Extract every line of the data below and reproduce each one word for word, leaving out the pictures.

□ □ □ □

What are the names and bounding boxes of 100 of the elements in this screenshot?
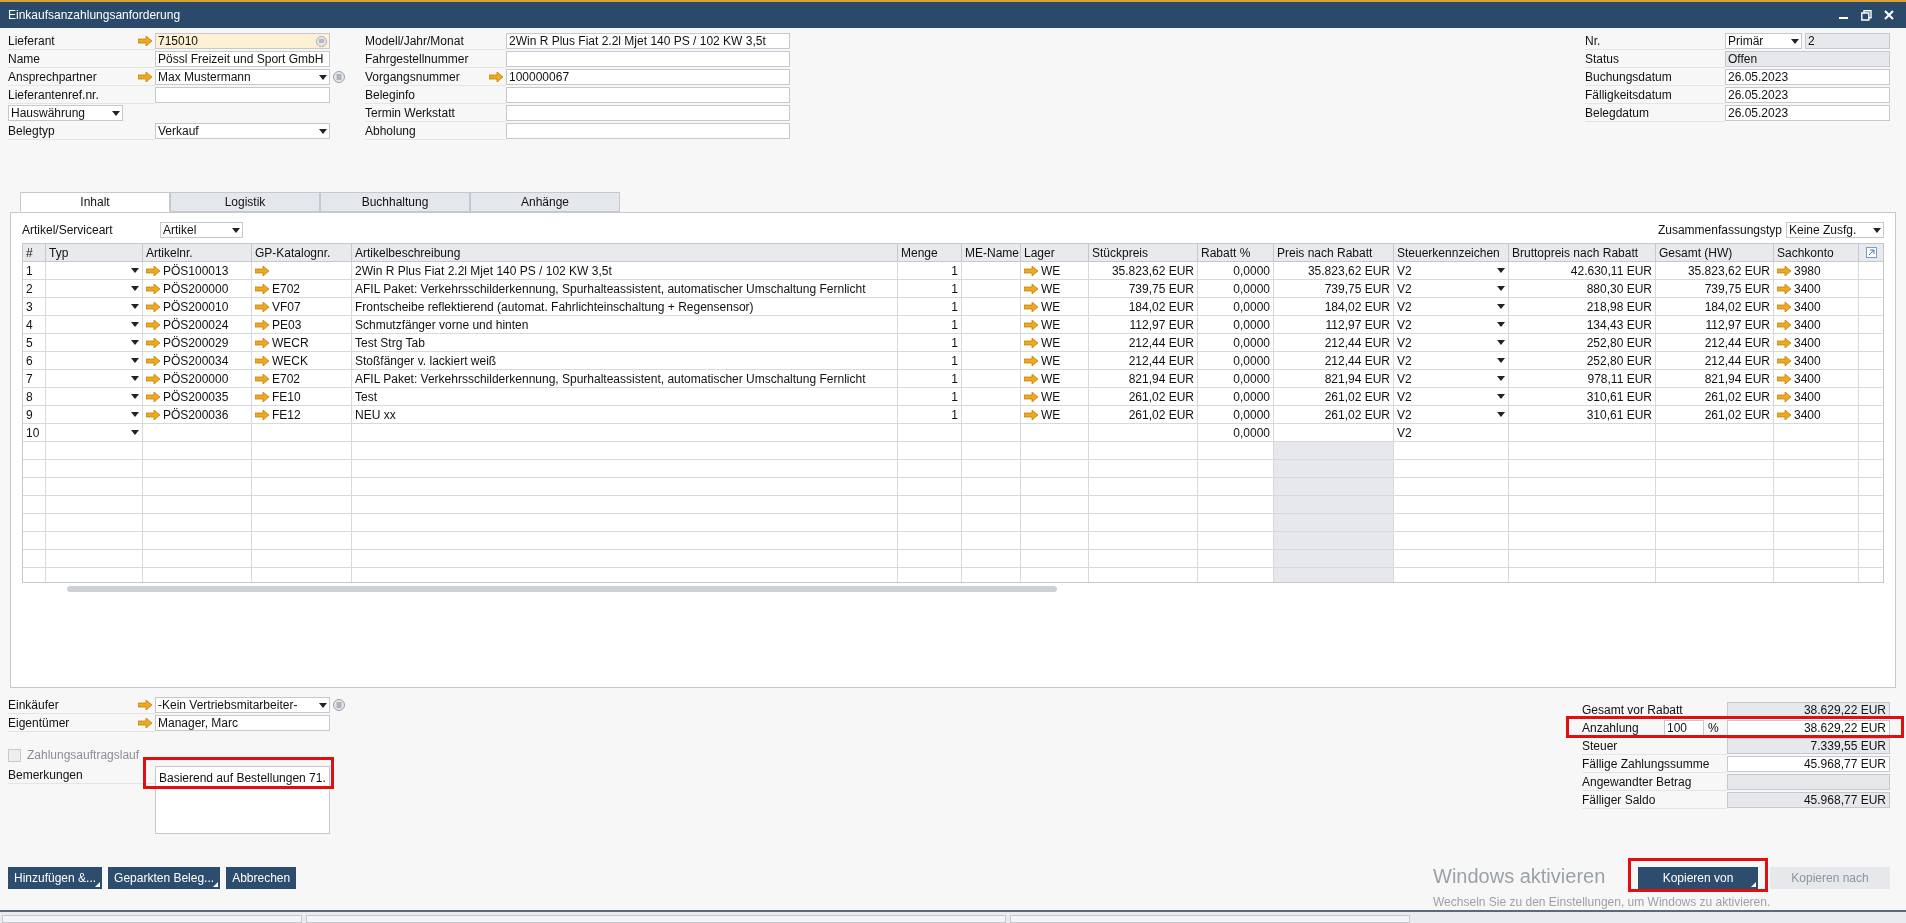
tab[interactable]: Buchhaltung (320, 192, 470, 212)
caret-icon[interactable] (1497, 304, 1505, 309)
currency-dropdown[interactable]: Hauswährung (8, 105, 123, 121)
column-header[interactable]: GP-Katalognr. (252, 244, 352, 262)
arrow-right-icon[interactable] (1777, 265, 1791, 276)
input-field[interactable]: -Kein Vertriebsmitarbeiter- (155, 697, 330, 713)
lookup-icon[interactable] (316, 35, 327, 47)
input-field[interactable]: 26.05.2023 (1725, 87, 1890, 103)
arrow-right-icon[interactable] (489, 71, 503, 82)
arrow-right-icon[interactable] (255, 283, 269, 294)
arrow-right-icon[interactable] (255, 355, 269, 366)
caret-icon[interactable] (131, 358, 139, 363)
input-field[interactable] (155, 87, 330, 103)
caret-icon[interactable] (1497, 412, 1505, 417)
arrow-right-icon[interactable] (146, 391, 160, 402)
arrow-right-icon[interactable] (1024, 373, 1038, 384)
arrow-right-icon[interactable] (1024, 391, 1038, 402)
arrow-right-icon[interactable] (255, 409, 269, 420)
column-header[interactable]: # (23, 244, 46, 262)
action-button[interactable]: Abbrechen (226, 867, 297, 889)
caret-icon[interactable] (131, 376, 139, 381)
arrow-right-icon[interactable] (146, 319, 160, 330)
arrow-right-icon[interactable] (255, 391, 269, 402)
column-header[interactable]: ME-Name (962, 244, 1021, 262)
arrow-right-icon[interactable] (1777, 409, 1791, 420)
caret-icon[interactable] (1791, 38, 1799, 44)
column-header[interactable]: Stückpreis (1089, 244, 1198, 262)
tax-code-cell[interactable]: V2 (1394, 370, 1509, 388)
summary-type-dropdown[interactable]: Keine Zusfg. (1786, 222, 1884, 238)
column-header[interactable]: Artikelnr. (143, 244, 252, 262)
arrow-right-icon[interactable] (1777, 301, 1791, 312)
arrow-right-icon[interactable] (138, 717, 152, 728)
tab[interactable]: Logistik (170, 192, 320, 212)
action-button[interactable]: Geparkten Beleg... (108, 867, 221, 889)
input-field[interactable]: Offen (1725, 51, 1890, 67)
arrow-right-icon[interactable] (1024, 283, 1038, 294)
tax-code-cell[interactable]: V2 (1394, 334, 1509, 352)
close-icon[interactable] (1884, 10, 1894, 20)
column-header[interactable]: Preis nach Rabatt (1274, 244, 1394, 262)
caret-icon[interactable] (131, 268, 139, 273)
arrow-right-icon[interactable] (255, 265, 269, 276)
total-value[interactable]: 38.629,22 EUR (1727, 720, 1890, 736)
action-button[interactable]: Kopieren von (1638, 867, 1758, 889)
input-field[interactable]: 2 (1805, 33, 1890, 49)
arrow-right-icon[interactable] (146, 265, 160, 276)
tax-code-cell[interactable]: V2 (1394, 406, 1509, 424)
arrow-right-icon[interactable] (146, 373, 160, 384)
column-header[interactable]: Steuerkennzeichen (1394, 244, 1509, 262)
caret-icon[interactable] (131, 340, 139, 345)
action-button[interactable]: Hinzufügen &... (8, 867, 103, 889)
caret-icon[interactable] (131, 412, 139, 417)
input-field[interactable] (506, 51, 790, 67)
caret-icon[interactable] (1497, 394, 1505, 399)
item-type-dropdown[interactable]: Artikel (160, 222, 243, 238)
arrow-right-icon[interactable] (1024, 301, 1038, 312)
input-field[interactable]: Max Mustermann (155, 69, 330, 85)
column-header[interactable]: Bruttopreis nach Rabatt (1509, 244, 1656, 262)
arrow-right-icon[interactable] (1024, 337, 1038, 348)
arrow-right-icon[interactable] (1024, 409, 1038, 420)
horizontal-scrollbar[interactable] (67, 586, 1057, 592)
percent-field[interactable]: 100 (1664, 719, 1704, 736)
arrow-right-icon[interactable] (1024, 265, 1038, 276)
arrow-right-icon[interactable] (138, 35, 152, 46)
input-field[interactable]: Pössl Freizeit und Sport GmbH (155, 51, 330, 67)
arrow-right-icon[interactable] (146, 355, 160, 366)
column-header[interactable]: Menge (898, 244, 962, 262)
input-field[interactable]: 26.05.2023 (1725, 69, 1890, 85)
tax-code-cell[interactable]: V2 (1394, 298, 1509, 316)
column-header[interactable]: Gesamt (HW) (1656, 244, 1774, 262)
input-field[interactable]: 100000067 (506, 69, 790, 85)
input-field[interactable]: 26.05.2023 (1725, 105, 1890, 121)
caret-icon[interactable] (131, 286, 139, 291)
tax-code-cell[interactable]: V2 (1394, 262, 1509, 280)
arrow-right-icon[interactable] (255, 319, 269, 330)
caret-icon[interactable] (319, 74, 327, 80)
arrow-right-icon[interactable] (1777, 373, 1791, 384)
tax-code-cell[interactable]: V2 (1394, 280, 1509, 298)
expand-icon[interactable] (1865, 247, 1877, 258)
caret-icon[interactable] (232, 227, 240, 233)
arrow-right-icon[interactable] (1777, 355, 1791, 366)
arrow-right-icon[interactable] (146, 409, 160, 420)
caret-icon[interactable] (1873, 227, 1881, 233)
input-field[interactable] (506, 105, 790, 121)
tax-code-cell[interactable]: V2 (1394, 352, 1509, 370)
input-field[interactable]: Manager, Marc (155, 715, 330, 731)
input-field[interactable] (506, 87, 790, 103)
remarks-textarea[interactable]: Basierend auf Bestellungen 71. (155, 766, 330, 834)
caret-icon[interactable] (1497, 340, 1505, 345)
arrow-right-icon[interactable] (1777, 283, 1791, 294)
arrow-right-icon[interactable] (146, 301, 160, 312)
input-field[interactable]: 2Win R Plus Fiat 2.2l Mjet 140 PS / 102 KW 3,5t (506, 33, 790, 49)
info-icon[interactable] (333, 699, 345, 711)
arrow-right-icon[interactable] (1777, 337, 1791, 348)
tax-code-cell[interactable]: V2 (1394, 388, 1509, 406)
tab[interactable]: Inhalt (20, 192, 170, 212)
tax-code-cell[interactable]: V2 (1394, 316, 1509, 334)
caret-icon[interactable] (1497, 286, 1505, 291)
series-dropdown[interactable]: Primär (1725, 33, 1802, 49)
caret-icon[interactable] (112, 110, 120, 116)
caret-icon[interactable] (131, 394, 139, 399)
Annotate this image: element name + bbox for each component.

□ □ □ □

### Output below
What are the names and bounding boxes of 100 of the elements in this screenshot?
tab[interactable]: Buchhaltung (320, 192, 470, 212)
caret-icon[interactable] (1497, 304, 1505, 309)
currency-dropdown[interactable]: Hauswährung (8, 105, 123, 121)
column-header[interactable]: GP-Katalognr. (252, 244, 352, 262)
arrow-right-icon[interactable] (1777, 265, 1791, 276)
input-field[interactable]: -Kein Vertriebsmitarbeiter- (155, 697, 330, 713)
lookup-icon[interactable] (316, 35, 327, 47)
input-field[interactable]: 26.05.2023 (1725, 87, 1890, 103)
arrow-right-icon[interactable] (489, 71, 503, 82)
arrow-right-icon[interactable] (255, 283, 269, 294)
arrow-right-icon[interactable] (255, 355, 269, 366)
caret-icon[interactable] (131, 358, 139, 363)
input-field[interactable] (155, 87, 330, 103)
caret-icon[interactable] (1497, 412, 1505, 417)
arrow-right-icon[interactable] (146, 391, 160, 402)
arrow-right-icon[interactable] (1024, 373, 1038, 384)
arrow-right-icon[interactable] (1024, 391, 1038, 402)
arrow-right-icon[interactable] (255, 409, 269, 420)
column-header[interactable]: # (23, 244, 46, 262)
action-button[interactable]: Abbrechen (226, 867, 297, 889)
caret-icon[interactable] (131, 376, 139, 381)
arrow-right-icon[interactable] (146, 319, 160, 330)
arrow-right-icon[interactable] (255, 391, 269, 402)
column-header[interactable]: ME-Name (962, 244, 1021, 262)
arrow-right-icon[interactable] (1777, 409, 1791, 420)
caret-icon[interactable] (1791, 38, 1799, 44)
column-header[interactable]: Stückpreis (1089, 244, 1198, 262)
tax-code-cell[interactable]: V2 (1394, 370, 1509, 388)
summary-type-dropdown[interactable]: Keine Zusfg. (1786, 222, 1884, 238)
column-header[interactable]: Artikelnr. (143, 244, 252, 262)
arrow-right-icon[interactable] (1777, 301, 1791, 312)
arrow-right-icon[interactable] (138, 717, 152, 728)
tab[interactable]: Logistik (170, 192, 320, 212)
action-button[interactable]: Geparkten Beleg... (108, 867, 221, 889)
input-field[interactable]: Offen (1725, 51, 1890, 67)
arrow-right-icon[interactable] (1024, 283, 1038, 294)
tax-code-cell[interactable]: V2 (1394, 334, 1509, 352)
close-icon[interactable] (1884, 10, 1894, 20)
column-header[interactable]: Preis nach Rabatt (1274, 244, 1394, 262)
caret-icon[interactable] (131, 268, 139, 273)
arrow-right-icon[interactable] (255, 265, 269, 276)
total-value[interactable]: 38.629,22 EUR (1727, 720, 1890, 736)
action-button[interactable]: Kopieren von (1638, 867, 1758, 889)
input-field[interactable]: 2 (1805, 33, 1890, 49)
arrow-right-icon[interactable] (146, 265, 160, 276)
tax-code-cell[interactable]: V2 (1394, 406, 1509, 424)
arrow-right-icon[interactable] (146, 373, 160, 384)
column-header[interactable]: Steuerkennzeichen (1394, 244, 1509, 262)
caret-icon[interactable] (131, 340, 139, 345)
action-button[interactable]: Hinzufügen &... (8, 867, 103, 889)
caret-icon[interactable] (131, 412, 139, 417)
input-field[interactable] (506, 51, 790, 67)
caret-icon[interactable] (1497, 394, 1505, 399)
item-type-dropdown[interactable]: Artikel (160, 222, 243, 238)
arrow-right-icon[interactable] (1024, 301, 1038, 312)
input-field[interactable]: Max Mustermann (155, 69, 330, 85)
column-header[interactable]: Bruttopreis nach Rabatt (1509, 244, 1656, 262)
arrow-right-icon[interactable] (1024, 337, 1038, 348)
arrow-right-icon[interactable] (1024, 409, 1038, 420)
horizontal-scrollbar[interactable] (67, 586, 1057, 592)
percent-field[interactable]: 100 (1664, 719, 1704, 736)
arrow-right-icon[interactable] (1024, 265, 1038, 276)
arrow-right-icon[interactable] (138, 35, 152, 46)
input-field[interactable]: Pössl Freizeit und Sport GmbH (155, 51, 330, 67)
arrow-right-icon[interactable] (146, 355, 160, 366)
column-header[interactable]: Menge (898, 244, 962, 262)
input-field[interactable]: 26.05.2023 (1725, 69, 1890, 85)
tax-code-cell[interactable]: V2 (1394, 298, 1509, 316)
column-header[interactable]: Gesamt (HW) (1656, 244, 1774, 262)
input-field[interactable]: 100000067 (506, 69, 790, 85)
input-field[interactable]: 26.05.2023 (1725, 105, 1890, 121)
caret-icon[interactable] (131, 286, 139, 291)
tax-code-cell[interactable]: V2 (1394, 262, 1509, 280)
arrow-right-icon[interactable] (255, 319, 269, 330)
caret-icon[interactable] (319, 74, 327, 80)
arrow-right-icon[interactable] (1777, 373, 1791, 384)
tax-code-cell[interactable]: V2 (1394, 280, 1509, 298)
expand-icon[interactable] (1865, 247, 1877, 258)
caret-icon[interactable] (232, 227, 240, 233)
arrow-right-icon[interactable] (1777, 355, 1791, 366)
arrow-right-icon[interactable] (146, 409, 160, 420)
caret-icon[interactable] (1873, 227, 1881, 233)
input-field[interactable] (506, 105, 790, 121)
tax-code-cell[interactable]: V2 (1394, 352, 1509, 370)
input-field[interactable]: Manager, Marc (155, 715, 330, 731)
input-field[interactable] (506, 87, 790, 103)
remarks-textarea[interactable]: Basierend auf Bestellungen 71. (155, 766, 330, 834)
caret-icon[interactable] (1497, 340, 1505, 345)
arrow-right-icon[interactable] (1777, 283, 1791, 294)
arrow-right-icon[interactable] (146, 301, 160, 312)
input-field[interactable]: 2Win R Plus Fiat 2.2l Mjet 140 PS / 102 KW 3,5t (506, 33, 790, 49)
info-icon[interactable] (333, 699, 345, 711)
arrow-right-icon[interactable] (1777, 337, 1791, 348)
tax-code-cell[interactable]: V2 (1394, 388, 1509, 406)
tab[interactable]: Inhalt (20, 192, 170, 212)
tax-code-cell[interactable]: V2 (1394, 316, 1509, 334)
caret-icon[interactable] (1497, 286, 1505, 291)
series-dropdown[interactable]: Primär (1725, 33, 1802, 49)
caret-icon[interactable] (112, 110, 120, 116)
caret-icon[interactable] (131, 394, 139, 399)
Annotate this image: element name + bbox for each component.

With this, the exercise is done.